[The exercise]: Reply only with how many lines contain the word "сообщения".

Dataset entries
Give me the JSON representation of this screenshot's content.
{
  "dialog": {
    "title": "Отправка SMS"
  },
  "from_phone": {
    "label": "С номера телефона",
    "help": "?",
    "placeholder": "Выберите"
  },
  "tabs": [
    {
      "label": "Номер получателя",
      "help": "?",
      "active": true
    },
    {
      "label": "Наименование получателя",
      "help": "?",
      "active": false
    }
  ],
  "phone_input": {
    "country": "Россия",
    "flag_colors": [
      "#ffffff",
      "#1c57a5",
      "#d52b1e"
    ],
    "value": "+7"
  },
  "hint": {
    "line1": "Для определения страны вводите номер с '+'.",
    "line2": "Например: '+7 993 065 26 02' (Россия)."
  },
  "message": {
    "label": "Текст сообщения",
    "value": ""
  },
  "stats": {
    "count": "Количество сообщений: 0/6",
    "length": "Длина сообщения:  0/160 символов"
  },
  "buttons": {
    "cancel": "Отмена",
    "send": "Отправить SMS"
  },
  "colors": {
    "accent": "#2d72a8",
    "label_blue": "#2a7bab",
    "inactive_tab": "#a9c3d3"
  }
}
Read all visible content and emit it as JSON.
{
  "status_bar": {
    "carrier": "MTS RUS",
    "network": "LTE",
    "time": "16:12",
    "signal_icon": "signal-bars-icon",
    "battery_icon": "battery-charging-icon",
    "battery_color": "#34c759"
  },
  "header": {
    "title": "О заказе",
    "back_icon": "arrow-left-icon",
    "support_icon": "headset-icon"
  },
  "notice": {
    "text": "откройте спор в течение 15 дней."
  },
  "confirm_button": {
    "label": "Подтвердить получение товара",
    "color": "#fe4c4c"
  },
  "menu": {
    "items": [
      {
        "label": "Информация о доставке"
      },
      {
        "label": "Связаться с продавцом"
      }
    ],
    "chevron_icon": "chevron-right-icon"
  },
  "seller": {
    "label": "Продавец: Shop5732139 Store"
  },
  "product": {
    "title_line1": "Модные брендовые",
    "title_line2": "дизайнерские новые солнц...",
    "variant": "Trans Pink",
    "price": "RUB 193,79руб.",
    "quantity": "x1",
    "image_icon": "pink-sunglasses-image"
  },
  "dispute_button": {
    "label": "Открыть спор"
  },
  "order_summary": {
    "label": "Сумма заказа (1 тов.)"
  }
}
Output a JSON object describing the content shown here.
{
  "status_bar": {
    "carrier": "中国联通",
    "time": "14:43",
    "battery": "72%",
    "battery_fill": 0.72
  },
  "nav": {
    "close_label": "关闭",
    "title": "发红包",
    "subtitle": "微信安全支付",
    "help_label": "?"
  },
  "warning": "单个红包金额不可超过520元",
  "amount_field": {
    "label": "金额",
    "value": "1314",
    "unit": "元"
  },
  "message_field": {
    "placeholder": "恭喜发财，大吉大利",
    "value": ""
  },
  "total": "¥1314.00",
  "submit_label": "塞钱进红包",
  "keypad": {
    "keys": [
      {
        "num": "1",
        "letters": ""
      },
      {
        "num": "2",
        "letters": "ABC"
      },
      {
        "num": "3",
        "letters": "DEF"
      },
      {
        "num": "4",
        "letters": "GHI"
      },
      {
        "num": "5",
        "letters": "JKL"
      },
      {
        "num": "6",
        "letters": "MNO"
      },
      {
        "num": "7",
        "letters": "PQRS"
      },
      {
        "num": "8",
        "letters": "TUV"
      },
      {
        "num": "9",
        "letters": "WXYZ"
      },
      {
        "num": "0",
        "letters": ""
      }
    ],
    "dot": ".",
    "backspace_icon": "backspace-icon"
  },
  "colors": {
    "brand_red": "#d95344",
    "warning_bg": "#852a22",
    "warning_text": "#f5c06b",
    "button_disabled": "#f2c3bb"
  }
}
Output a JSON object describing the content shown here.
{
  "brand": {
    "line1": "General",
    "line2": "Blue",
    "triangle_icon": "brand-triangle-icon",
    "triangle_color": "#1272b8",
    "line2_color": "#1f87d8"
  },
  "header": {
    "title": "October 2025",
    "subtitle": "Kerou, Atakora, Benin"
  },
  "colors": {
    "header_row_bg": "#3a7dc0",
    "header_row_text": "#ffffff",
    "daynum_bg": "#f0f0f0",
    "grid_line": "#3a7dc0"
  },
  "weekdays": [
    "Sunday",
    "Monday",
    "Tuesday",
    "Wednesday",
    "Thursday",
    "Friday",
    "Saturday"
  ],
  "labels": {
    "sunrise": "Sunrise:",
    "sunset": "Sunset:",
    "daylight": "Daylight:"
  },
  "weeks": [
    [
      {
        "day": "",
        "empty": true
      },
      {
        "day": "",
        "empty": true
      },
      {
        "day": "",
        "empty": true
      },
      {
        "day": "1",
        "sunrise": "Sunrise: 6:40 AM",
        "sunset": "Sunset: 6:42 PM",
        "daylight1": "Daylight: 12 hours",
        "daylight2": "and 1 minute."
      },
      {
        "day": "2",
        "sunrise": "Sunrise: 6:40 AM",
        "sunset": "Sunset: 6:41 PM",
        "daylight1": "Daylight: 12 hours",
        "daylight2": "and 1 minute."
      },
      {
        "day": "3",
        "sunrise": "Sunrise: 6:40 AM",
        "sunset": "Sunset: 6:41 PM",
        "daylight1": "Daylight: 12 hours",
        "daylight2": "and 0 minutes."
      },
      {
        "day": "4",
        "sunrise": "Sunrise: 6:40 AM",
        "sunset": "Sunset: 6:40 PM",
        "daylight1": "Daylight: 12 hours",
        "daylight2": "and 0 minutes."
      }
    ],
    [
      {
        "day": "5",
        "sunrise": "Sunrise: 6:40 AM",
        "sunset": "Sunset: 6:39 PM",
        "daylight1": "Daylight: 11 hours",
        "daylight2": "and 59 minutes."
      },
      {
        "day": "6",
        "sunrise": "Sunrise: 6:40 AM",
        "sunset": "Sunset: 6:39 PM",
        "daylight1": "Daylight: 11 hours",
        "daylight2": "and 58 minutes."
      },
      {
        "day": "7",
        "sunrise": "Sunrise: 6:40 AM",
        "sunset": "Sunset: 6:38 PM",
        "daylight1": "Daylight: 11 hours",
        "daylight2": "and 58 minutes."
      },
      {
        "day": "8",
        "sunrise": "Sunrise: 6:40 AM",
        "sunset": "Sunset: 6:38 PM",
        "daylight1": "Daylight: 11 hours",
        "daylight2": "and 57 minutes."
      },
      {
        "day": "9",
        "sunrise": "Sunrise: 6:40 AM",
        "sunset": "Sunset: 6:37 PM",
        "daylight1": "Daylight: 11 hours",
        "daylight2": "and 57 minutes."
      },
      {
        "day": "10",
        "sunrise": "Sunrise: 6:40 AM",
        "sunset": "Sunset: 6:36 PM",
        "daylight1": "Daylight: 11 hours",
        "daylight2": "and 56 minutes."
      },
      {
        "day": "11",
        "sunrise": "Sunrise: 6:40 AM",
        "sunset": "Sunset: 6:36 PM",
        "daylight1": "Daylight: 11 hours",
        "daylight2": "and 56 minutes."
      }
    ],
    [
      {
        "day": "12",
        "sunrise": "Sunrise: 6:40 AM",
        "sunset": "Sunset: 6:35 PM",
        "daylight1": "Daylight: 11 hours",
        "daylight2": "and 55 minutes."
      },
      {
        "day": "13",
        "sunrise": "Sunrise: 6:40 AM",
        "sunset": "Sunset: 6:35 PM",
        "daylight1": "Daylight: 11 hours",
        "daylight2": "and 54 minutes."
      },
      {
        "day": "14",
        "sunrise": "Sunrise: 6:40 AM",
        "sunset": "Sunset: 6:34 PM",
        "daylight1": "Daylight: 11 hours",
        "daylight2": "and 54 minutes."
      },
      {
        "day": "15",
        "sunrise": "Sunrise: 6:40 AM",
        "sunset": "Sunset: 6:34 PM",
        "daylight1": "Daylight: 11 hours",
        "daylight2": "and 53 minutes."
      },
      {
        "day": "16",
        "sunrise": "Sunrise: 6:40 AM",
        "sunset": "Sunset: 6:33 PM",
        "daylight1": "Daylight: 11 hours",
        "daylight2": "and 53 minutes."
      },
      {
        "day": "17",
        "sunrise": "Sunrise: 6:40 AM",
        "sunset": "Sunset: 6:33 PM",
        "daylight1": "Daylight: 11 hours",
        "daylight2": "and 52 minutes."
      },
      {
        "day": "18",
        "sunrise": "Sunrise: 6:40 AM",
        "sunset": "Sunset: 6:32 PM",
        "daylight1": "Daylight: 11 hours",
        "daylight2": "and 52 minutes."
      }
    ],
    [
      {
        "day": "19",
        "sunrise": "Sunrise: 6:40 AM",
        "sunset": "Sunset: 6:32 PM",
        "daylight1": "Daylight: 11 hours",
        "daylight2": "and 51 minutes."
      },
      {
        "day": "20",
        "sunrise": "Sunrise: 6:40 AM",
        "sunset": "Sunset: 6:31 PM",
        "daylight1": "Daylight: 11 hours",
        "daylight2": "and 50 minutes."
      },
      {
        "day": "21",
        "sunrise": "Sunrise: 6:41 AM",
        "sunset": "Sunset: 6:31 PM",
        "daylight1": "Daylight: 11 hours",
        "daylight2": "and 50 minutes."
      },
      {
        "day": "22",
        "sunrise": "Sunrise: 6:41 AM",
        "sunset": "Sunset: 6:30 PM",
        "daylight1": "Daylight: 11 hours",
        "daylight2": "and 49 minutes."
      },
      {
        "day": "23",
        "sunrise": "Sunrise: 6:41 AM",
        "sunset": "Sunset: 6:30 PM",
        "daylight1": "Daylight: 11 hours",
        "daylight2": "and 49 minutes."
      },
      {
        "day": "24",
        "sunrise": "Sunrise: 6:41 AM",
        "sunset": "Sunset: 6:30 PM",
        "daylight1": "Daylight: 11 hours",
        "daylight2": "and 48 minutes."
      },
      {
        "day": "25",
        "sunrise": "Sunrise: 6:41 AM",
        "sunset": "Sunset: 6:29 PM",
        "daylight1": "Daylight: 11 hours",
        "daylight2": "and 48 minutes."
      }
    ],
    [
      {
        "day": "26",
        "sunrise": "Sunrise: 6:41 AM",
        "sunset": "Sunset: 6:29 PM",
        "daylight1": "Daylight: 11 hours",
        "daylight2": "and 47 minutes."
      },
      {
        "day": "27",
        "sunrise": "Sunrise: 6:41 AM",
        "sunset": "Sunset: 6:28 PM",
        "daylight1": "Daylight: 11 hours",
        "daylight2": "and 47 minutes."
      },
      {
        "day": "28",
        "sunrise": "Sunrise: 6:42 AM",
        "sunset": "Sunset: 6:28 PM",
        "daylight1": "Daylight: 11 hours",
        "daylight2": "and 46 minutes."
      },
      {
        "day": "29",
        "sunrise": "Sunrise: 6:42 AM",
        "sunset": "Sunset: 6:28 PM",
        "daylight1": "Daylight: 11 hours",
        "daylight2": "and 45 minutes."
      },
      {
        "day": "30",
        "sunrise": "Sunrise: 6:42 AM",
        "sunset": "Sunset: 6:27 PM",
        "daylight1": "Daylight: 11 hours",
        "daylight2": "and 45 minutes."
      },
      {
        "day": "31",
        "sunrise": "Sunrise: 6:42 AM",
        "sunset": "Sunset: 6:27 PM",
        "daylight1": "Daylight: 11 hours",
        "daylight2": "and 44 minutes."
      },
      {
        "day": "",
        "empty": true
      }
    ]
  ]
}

[Response below]: 2